§ **Set task**: Reproduce each line of the material precisely.

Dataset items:
## Begin
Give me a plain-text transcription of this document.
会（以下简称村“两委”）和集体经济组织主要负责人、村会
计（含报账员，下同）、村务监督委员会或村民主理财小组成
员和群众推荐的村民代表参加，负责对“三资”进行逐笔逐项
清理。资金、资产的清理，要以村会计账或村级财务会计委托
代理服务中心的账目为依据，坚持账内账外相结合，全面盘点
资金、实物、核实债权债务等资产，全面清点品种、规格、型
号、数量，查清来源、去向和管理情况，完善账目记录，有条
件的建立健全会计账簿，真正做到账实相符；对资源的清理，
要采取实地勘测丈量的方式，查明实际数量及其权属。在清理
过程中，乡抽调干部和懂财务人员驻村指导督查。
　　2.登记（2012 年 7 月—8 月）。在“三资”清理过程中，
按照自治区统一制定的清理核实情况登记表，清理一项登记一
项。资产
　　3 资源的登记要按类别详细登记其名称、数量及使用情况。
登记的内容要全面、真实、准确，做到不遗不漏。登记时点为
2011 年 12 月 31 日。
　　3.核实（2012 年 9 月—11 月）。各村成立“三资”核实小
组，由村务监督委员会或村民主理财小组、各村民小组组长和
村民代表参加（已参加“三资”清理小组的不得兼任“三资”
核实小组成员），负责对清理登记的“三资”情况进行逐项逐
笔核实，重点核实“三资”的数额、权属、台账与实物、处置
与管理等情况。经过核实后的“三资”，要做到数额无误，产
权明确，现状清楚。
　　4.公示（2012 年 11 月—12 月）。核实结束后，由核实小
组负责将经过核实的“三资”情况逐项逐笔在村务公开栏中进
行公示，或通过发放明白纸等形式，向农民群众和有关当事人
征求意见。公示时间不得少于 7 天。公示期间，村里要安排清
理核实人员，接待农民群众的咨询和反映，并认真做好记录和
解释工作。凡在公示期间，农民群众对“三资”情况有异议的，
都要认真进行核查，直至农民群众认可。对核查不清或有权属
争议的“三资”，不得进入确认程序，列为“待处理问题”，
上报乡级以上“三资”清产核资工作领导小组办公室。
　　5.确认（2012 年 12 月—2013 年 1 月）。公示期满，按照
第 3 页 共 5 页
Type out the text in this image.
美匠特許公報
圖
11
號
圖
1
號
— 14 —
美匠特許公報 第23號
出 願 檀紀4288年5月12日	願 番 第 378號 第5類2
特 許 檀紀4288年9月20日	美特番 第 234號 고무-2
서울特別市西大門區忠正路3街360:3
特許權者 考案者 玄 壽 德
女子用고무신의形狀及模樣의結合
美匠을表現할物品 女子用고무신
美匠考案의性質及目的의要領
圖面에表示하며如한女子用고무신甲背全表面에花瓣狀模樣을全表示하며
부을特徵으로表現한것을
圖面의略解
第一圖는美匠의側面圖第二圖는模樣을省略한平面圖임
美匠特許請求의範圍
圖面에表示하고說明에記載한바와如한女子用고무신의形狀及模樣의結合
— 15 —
## End
§ **Task result**:
Give me a plain-text transcription of this document.
会（以下简称村“两委”）和集体经济组织主要负责人、村会
计（含报账员，下同）、村务监督委员会或村民主理财小组成
员和群众推荐的村民代表参加，负责对“三资”进行逐笔逐项
清理。资金、资产的清理，要以村会计账或村级财务会计委托
代理服务中心的账目为依据，坚持账内账外相结合，全面盘点
资金、实物、核实债权债务等资产，全面清点品种、规格、型
号、数量，查清来源、去向和管理情况，完善账目记录，有条
件的建立健全会计账簿，真正做到账实相符；对资源的清理，
要采取实地勘测丈量的方式，查明实际数量及其权属。在清理
过程中，乡抽调干部和懂财务人员驻村指导督查。
　　2.登记（2012 年 7 月—8 月）。在“三资”清理过程中，
按照自治区统一制定的清理核实情况登记表，清理一项登记一
项。资产
　　3 资源的登记要按类别详细登记其名称、数量及使用情况。
登记的内容要全面、真实、准确，做到不遗不漏。登记时点为
2011 年 12 月 31 日。
　　3.核实（2012 年 9 月—11 月）。各村成立“三资”核实小
组，由村务监督委员会或村民主理财小组、各村民小组组长和
村民代表参加（已参加“三资”清理小组的不得兼任“三资”
核实小组成员），负责对清理登记的“三资”情况进行逐项逐
笔核实，重点核实“三资”的数额、权属、台账与实物、处置
与管理等情况。经过核实后的“三资”，要做到数额无误，产
权明确，现状清楚。
　　4.公示（2012 年 11 月—12 月）。核实结束后，由核实小
组负责将经过核实的“三资”情况逐项逐笔在村务公开栏中进
行公示，或通过发放明白纸等形式，向农民群众和有关当事人
征求意见。公示时间不得少于 7 天。公示期间，村里要安排清
理核实人员，接待农民群众的咨询和反映，并认真做好记录和
解释工作。凡在公示期间，农民群众对“三资”情况有异议的，
都要认真进行核查，直至农民群众认可。对核查不清或有权属
争议的“三资”，不得进入确认程序，列为“待处理问题”，
上报乡级以上“三资”清产核资工作领导小组办公室。
　　5.确认（2012 年 12 月—2013 年 1 月）。公示期满，按照
第 3 页 共 5 页
Type out the text in this image.
美匠特許公報
圖
11
號
圖
1
號
— 14 —
美匠特許公報 第23號
出 願 檀紀4288年5月12日	願 番 第 378號 第5類2
特 許 檀紀4288年9月20日	美特番 第 234號 고무-2
서울特別市西大門區忠正路3街360:3
特許權者 考案者 玄 壽 德
女子用고무신의形狀及模樣의結合
美匠을表現할物品 女子用고무신
美匠考案의性質及目的의要領
圖面에表示하며如한女子用고무신甲背全表面에花瓣狀模樣을全表示하며
부을特徵으로表現한것을
圖面의略解
第一圖는美匠의側面圖第二圖는模樣을省略한平面圖임
美匠特許請求의範圍
圖面에表示하고說明에記載한바와如한女子用고무신의形狀及模樣의結合
— 15 —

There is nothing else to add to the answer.